▸ What is asked:
Restate the material word for word and leave out anything that is a picture.

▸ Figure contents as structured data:
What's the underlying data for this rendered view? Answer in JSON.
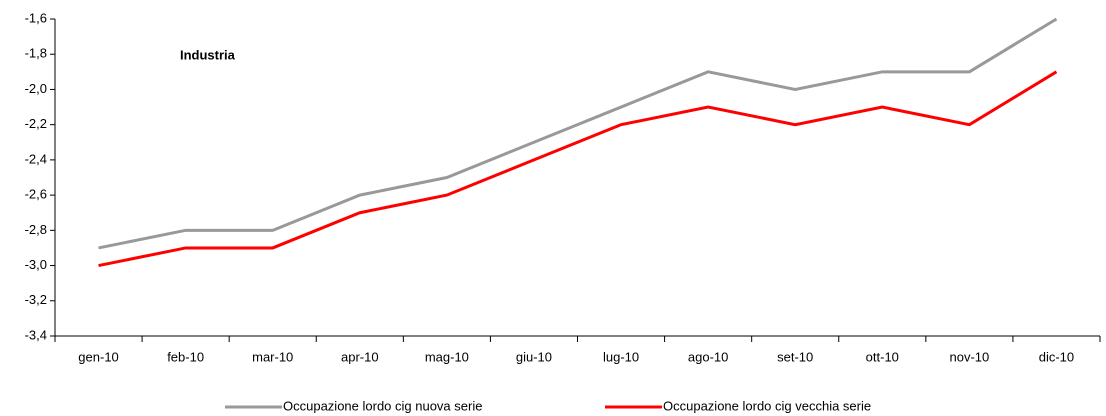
{
  "chart_data": {
    "type": "line",
    "annotation": "Industria",
    "categories": [
      "gen-10",
      "feb-10",
      "mar-10",
      "apr-10",
      "mag-10",
      "giu-10",
      "lug-10",
      "ago-10",
      "set-10",
      "ott-10",
      "nov-10",
      "dic-10"
    ],
    "series": [
      {
        "name": "Occupazione lordo cig nuova serie",
        "color": "#999999",
        "values": [
          -2.9,
          -2.8,
          -2.8,
          -2.6,
          -2.5,
          -2.3,
          -2.1,
          -1.9,
          -2.0,
          -1.9,
          -1.9,
          -1.6
        ]
      },
      {
        "name": "Occupazione lordo cig vecchia serie",
        "color": "#ff0000",
        "values": [
          -3.0,
          -2.9,
          -2.9,
          -2.7,
          -2.6,
          -2.4,
          -2.2,
          -2.1,
          -2.2,
          -2.1,
          -2.2,
          -1.9
        ]
      }
    ],
    "ylim": [
      -3.4,
      -1.6
    ],
    "yticks": [
      {
        "value": -3.4,
        "label": "-3,4"
      },
      {
        "value": -3.2,
        "label": "-3,2"
      },
      {
        "value": -3.0,
        "label": "-3,0"
      },
      {
        "value": -2.8,
        "label": "-2,8"
      },
      {
        "value": -2.6,
        "label": "-2,6"
      },
      {
        "value": -2.4,
        "label": "-2,4"
      },
      {
        "value": -2.2,
        "label": "-2,2"
      },
      {
        "value": -2.0,
        "label": "-2,0"
      },
      {
        "value": -1.8,
        "label": "-1,8"
      },
      {
        "value": -1.6,
        "label": "-1,6"
      }
    ],
    "legend": "bottom"
  }
}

▸ Response:
What's the underlying data for this rendered view? Answer in JSON.
{
  "chart_data": {
    "type": "line",
    "annotation": "Industria",
    "categories": [
      "gen-10",
      "feb-10",
      "mar-10",
      "apr-10",
      "mag-10",
      "giu-10",
      "lug-10",
      "ago-10",
      "set-10",
      "ott-10",
      "nov-10",
      "dic-10"
    ],
    "series": [
      {
        "name": "Occupazione lordo cig nuova serie",
        "color": "#999999",
        "values": [
          -2.9,
          -2.8,
          -2.8,
          -2.6,
          -2.5,
          -2.3,
          -2.1,
          -1.9,
          -2.0,
          -1.9,
          -1.9,
          -1.6
        ]
      },
      {
        "name": "Occupazione lordo cig vecchia serie",
        "color": "#ff0000",
        "values": [
          -3.0,
          -2.9,
          -2.9,
          -2.7,
          -2.6,
          -2.4,
          -2.2,
          -2.1,
          -2.2,
          -2.1,
          -2.2,
          -1.9
        ]
      }
    ],
    "ylim": [
      -3.4,
      -1.6
    ],
    "yticks": [
      {
        "value": -3.4,
        "label": "-3,4"
      },
      {
        "value": -3.2,
        "label": "-3,2"
      },
      {
        "value": -3.0,
        "label": "-3,0"
      },
      {
        "value": -2.8,
        "label": "-2,8"
      },
      {
        "value": -2.6,
        "label": "-2,6"
      },
      {
        "value": -2.4,
        "label": "-2,4"
      },
      {
        "value": -2.2,
        "label": "-2,2"
      },
      {
        "value": -2.0,
        "label": "-2,0"
      },
      {
        "value": -1.8,
        "label": "-1,8"
      },
      {
        "value": -1.6,
        "label": "-1,6"
      }
    ],
    "legend": "bottom"
  }
}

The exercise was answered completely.